Material provided:
· · · ·
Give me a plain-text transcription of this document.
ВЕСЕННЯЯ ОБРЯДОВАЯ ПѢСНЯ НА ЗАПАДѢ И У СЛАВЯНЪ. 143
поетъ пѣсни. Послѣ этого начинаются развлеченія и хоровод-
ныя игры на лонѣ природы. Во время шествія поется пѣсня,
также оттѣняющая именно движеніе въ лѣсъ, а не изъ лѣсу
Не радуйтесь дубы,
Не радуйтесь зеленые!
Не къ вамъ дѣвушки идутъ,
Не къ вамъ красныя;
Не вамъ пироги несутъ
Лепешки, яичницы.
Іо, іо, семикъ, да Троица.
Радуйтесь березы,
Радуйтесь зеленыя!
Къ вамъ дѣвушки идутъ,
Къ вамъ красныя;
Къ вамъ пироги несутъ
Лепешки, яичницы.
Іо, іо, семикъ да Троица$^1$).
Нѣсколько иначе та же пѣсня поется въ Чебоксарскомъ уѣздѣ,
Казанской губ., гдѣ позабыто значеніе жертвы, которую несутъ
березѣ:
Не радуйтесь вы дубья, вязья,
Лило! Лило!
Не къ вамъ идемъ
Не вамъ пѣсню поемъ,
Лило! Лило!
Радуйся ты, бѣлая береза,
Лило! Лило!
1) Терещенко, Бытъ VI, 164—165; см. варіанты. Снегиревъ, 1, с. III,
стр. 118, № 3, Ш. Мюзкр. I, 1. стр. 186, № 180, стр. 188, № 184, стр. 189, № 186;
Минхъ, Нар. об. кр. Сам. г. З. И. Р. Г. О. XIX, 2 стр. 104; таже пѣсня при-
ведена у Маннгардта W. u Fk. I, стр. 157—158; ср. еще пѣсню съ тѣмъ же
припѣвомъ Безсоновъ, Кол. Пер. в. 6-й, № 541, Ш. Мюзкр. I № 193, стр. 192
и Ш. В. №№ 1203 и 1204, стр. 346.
· · · ·
The data above must be returned in full, exactly as written.

Give me a plain-text transcription of this document.
ВЕСЕННЯЯ ОБРЯДОВАЯ ПѢСНЯ НА ЗАПАДѢ И У СЛАВЯНЪ. 143
поетъ пѣсни. Послѣ этого начинаются развлеченія и хоровод-
ныя игры на лонѣ природы. Во время шествія поется пѣсня,
также оттѣняющая именно движеніе въ лѣсъ, а не изъ лѣсу
Не радуйтесь дубы,
Не радуйтесь зеленые!
Не къ вамъ дѣвушки идутъ,
Не къ вамъ красныя;
Не вамъ пироги несутъ
Лепешки, яичницы.
Іо, іо, семикъ, да Троица.
Радуйтесь березы,
Радуйтесь зеленыя!
Къ вамъ дѣвушки идутъ,
Къ вамъ красныя;
Къ вамъ пироги несутъ
Лепешки, яичницы.
Іо, іо, семикъ да Троица$^1$).
Нѣсколько иначе та же пѣсня поется въ Чебоксарскомъ уѣздѣ,
Казанской губ., гдѣ позабыто значеніе жертвы, которую несутъ
березѣ:
Не радуйтесь вы дубья, вязья,
Лило! Лило!
Не къ вамъ идемъ
Не вамъ пѣсню поемъ,
Лило! Лило!
Радуйся ты, бѣлая береза,
Лило! Лило!
1) Терещенко, Бытъ VI, 164—165; см. варіанты. Снегиревъ, 1, с. III,
стр. 118, № 3, Ш. Мюзкр. I, 1. стр. 186, № 180, стр. 188, № 184, стр. 189, № 186;
Минхъ, Нар. об. кр. Сам. г. З. И. Р. Г. О. XIX, 2 стр. 104; таже пѣсня при-
ведена у Маннгардта W. u Fk. I, стр. 157—158; ср. еще пѣсню съ тѣмъ же
припѣвомъ Безсоновъ, Кол. Пер. в. 6-й, № 541, Ш. Мюзкр. I № 193, стр. 192
и Ш. В. №№ 1203 и 1204, стр. 346.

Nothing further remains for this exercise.